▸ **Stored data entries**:

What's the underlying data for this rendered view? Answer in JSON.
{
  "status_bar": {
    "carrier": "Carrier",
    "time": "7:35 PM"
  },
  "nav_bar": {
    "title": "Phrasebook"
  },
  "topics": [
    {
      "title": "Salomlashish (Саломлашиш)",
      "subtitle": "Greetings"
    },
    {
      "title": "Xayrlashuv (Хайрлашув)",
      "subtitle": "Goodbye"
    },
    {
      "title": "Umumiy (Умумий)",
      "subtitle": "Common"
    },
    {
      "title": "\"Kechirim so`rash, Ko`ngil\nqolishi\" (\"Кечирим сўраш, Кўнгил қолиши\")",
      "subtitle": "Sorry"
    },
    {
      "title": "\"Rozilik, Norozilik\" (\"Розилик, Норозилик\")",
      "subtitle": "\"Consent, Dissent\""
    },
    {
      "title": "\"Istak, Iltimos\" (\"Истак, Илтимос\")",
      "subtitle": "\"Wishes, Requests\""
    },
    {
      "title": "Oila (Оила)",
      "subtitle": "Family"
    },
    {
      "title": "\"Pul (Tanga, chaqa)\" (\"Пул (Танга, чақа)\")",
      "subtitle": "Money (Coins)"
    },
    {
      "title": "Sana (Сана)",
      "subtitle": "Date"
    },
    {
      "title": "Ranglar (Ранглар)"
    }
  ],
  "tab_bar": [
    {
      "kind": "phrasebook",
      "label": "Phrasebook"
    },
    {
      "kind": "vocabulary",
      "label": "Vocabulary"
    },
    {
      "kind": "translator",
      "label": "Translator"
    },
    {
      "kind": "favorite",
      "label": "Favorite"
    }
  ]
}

▸ **EXERCISE**: Quote the data in full, keeping each word unchanged.

▸ **CORRECT OUTPUT**:
What's the underlying data for this rendered view? Answer in JSON.
{
  "status_bar": {
    "carrier": "Carrier",
    "time": "7:35 PM"
  },
  "nav_bar": {
    "title": "Phrasebook"
  },
  "topics": [
    {
      "title": "Salomlashish (Саломлашиш)",
      "subtitle": "Greetings"
    },
    {
      "title": "Xayrlashuv (Хайрлашув)",
      "subtitle": "Goodbye"
    },
    {
      "title": "Umumiy (Умумий)",
      "subtitle": "Common"
    },
    {
      "title": "\"Kechirim so`rash, Ko`ngil\nqolishi\" (\"Кечирим сўраш, Кўнгил қолиши\")",
      "subtitle": "Sorry"
    },
    {
      "title": "\"Rozilik, Norozilik\" (\"Розилик, Норозилик\")",
      "subtitle": "\"Consent, Dissent\""
    },
    {
      "title": "\"Istak, Iltimos\" (\"Истак, Илтимос\")",
      "subtitle": "\"Wishes, Requests\""
    },
    {
      "title": "Oila (Оила)",
      "subtitle": "Family"
    },
    {
      "title": "\"Pul (Tanga, chaqa)\" (\"Пул (Танга, чақа)\")",
      "subtitle": "Money (Coins)"
    },
    {
      "title": "Sana (Сана)",
      "subtitle": "Date"
    },
    {
      "title": "Ranglar (Ранглар)"
    }
  ],
  "tab_bar": [
    {
      "kind": "phrasebook",
      "label": "Phrasebook"
    },
    {
      "kind": "vocabulary",
      "label": "Vocabulary"
    },
    {
      "kind": "translator",
      "label": "Translator"
    },
    {
      "kind": "favorite",
      "label": "Favorite"
    }
  ]
}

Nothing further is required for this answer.